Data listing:
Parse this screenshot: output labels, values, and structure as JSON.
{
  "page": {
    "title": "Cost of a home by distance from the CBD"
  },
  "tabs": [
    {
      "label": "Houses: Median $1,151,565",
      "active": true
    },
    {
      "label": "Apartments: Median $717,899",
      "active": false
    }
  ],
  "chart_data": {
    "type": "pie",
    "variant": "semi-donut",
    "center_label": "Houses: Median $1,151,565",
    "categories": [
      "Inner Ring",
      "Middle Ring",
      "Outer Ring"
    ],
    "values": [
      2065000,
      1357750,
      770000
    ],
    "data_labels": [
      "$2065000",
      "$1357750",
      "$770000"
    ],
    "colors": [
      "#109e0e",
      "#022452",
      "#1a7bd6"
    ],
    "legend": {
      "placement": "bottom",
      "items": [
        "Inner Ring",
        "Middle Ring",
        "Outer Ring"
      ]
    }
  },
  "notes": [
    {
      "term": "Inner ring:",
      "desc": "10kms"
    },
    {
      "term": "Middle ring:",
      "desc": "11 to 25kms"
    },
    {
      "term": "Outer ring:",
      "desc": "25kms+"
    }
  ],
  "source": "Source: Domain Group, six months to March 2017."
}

---

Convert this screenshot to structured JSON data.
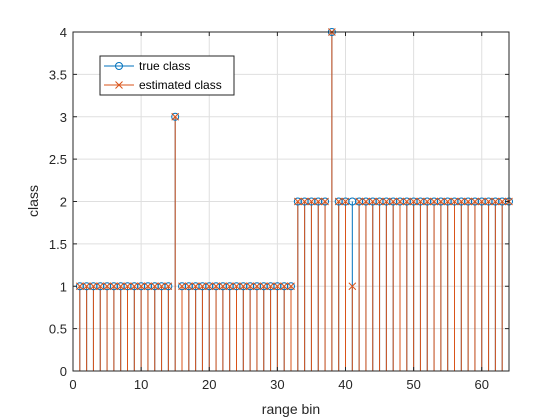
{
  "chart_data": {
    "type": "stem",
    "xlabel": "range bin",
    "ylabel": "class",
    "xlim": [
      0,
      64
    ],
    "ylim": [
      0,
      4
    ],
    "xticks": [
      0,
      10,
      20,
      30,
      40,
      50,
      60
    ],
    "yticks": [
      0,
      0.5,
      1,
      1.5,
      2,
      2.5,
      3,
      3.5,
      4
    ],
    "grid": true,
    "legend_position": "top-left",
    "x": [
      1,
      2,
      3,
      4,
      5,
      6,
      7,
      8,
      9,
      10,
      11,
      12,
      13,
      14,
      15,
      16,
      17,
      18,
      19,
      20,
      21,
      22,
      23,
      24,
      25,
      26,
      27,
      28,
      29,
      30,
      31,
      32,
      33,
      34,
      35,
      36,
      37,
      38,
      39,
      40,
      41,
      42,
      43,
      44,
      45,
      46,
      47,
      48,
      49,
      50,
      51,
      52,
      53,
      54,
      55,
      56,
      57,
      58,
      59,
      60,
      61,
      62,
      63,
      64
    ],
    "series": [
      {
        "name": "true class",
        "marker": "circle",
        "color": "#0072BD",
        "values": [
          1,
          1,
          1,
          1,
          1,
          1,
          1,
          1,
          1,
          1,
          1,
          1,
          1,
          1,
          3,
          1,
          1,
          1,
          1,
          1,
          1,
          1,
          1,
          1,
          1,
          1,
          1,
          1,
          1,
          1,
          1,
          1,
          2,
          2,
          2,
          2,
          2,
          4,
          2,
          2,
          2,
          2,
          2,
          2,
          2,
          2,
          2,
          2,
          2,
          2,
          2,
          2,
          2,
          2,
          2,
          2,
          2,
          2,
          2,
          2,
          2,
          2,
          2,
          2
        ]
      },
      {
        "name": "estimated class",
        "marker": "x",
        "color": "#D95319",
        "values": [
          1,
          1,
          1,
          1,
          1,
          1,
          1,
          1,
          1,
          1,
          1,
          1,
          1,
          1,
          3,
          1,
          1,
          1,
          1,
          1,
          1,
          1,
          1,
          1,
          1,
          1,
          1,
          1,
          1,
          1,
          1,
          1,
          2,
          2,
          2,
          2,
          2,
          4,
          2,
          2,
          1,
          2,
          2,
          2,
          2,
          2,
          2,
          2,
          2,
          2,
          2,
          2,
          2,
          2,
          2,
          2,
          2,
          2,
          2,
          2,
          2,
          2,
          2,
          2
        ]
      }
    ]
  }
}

--

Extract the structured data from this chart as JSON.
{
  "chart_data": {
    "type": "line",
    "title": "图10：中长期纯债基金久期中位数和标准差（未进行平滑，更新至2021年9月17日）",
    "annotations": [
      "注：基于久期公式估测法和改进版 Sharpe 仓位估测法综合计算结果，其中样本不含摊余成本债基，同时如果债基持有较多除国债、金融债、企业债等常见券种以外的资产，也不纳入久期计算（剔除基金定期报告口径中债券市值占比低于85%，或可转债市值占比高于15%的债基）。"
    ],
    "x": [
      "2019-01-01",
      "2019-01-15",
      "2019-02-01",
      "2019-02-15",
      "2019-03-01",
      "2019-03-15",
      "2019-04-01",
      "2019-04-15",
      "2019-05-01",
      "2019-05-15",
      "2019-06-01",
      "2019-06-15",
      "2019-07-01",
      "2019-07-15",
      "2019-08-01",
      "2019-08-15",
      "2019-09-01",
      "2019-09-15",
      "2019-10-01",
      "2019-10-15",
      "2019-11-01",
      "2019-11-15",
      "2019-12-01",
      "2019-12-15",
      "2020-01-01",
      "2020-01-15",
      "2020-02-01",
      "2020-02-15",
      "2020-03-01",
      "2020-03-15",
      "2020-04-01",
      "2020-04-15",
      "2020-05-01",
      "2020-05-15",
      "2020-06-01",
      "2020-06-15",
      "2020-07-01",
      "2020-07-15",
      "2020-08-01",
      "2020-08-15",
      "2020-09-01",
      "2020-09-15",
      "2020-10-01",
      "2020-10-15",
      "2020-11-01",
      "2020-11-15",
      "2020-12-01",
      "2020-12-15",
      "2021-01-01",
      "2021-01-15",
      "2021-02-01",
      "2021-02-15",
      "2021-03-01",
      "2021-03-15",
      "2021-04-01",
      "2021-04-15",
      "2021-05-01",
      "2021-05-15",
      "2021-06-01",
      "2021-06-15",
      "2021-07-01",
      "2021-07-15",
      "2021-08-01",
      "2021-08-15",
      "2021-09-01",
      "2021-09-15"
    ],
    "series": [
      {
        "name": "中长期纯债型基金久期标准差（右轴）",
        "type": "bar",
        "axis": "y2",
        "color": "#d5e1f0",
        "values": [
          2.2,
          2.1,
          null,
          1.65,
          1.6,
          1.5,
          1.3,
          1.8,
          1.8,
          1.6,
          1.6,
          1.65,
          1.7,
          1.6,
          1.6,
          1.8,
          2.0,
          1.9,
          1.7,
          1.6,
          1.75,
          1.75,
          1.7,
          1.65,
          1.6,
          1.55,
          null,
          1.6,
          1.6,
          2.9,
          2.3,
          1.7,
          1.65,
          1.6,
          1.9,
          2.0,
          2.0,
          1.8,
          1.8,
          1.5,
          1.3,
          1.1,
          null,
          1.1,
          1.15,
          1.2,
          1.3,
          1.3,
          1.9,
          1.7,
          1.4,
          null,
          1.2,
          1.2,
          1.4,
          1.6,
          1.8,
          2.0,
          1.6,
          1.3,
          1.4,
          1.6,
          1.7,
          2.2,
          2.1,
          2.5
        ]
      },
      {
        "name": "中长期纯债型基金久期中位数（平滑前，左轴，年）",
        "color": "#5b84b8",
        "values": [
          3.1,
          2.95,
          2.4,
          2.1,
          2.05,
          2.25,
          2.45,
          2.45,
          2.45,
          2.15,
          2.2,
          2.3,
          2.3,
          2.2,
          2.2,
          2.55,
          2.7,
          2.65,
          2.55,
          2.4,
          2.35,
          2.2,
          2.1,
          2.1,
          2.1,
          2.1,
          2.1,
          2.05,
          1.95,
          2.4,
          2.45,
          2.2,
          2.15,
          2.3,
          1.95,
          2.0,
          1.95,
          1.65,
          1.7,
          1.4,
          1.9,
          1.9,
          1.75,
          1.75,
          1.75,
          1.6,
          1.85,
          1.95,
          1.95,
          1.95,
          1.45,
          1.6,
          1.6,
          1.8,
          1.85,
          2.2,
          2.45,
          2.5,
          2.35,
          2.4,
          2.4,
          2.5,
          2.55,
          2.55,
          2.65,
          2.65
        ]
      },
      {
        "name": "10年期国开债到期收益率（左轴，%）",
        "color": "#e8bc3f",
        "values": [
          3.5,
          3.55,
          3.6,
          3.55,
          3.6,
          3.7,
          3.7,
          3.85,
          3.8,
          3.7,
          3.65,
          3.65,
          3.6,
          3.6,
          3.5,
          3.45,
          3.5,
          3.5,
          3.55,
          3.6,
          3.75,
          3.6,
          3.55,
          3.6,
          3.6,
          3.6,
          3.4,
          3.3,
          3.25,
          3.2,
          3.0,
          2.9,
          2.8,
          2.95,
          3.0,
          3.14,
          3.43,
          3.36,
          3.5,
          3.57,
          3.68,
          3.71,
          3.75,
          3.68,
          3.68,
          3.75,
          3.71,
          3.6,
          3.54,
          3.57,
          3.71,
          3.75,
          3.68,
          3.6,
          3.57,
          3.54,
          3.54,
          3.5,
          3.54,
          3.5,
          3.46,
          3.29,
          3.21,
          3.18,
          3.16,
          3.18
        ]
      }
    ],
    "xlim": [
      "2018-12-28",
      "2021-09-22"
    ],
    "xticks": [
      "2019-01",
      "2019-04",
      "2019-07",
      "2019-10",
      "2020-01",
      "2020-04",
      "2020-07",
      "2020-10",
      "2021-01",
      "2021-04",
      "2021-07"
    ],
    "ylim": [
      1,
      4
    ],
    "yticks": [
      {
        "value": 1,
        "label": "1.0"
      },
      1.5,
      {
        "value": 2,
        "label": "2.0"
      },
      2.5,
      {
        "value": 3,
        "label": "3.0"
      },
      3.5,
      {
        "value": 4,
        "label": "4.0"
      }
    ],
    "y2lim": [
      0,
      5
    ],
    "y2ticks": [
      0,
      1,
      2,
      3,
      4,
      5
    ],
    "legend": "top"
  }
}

> _PROBLEM TO SOLVE_:
Reply with one number only, the count of lines above that hold the string "term".

> _ANSWER TO THIS PROBLEM_:
3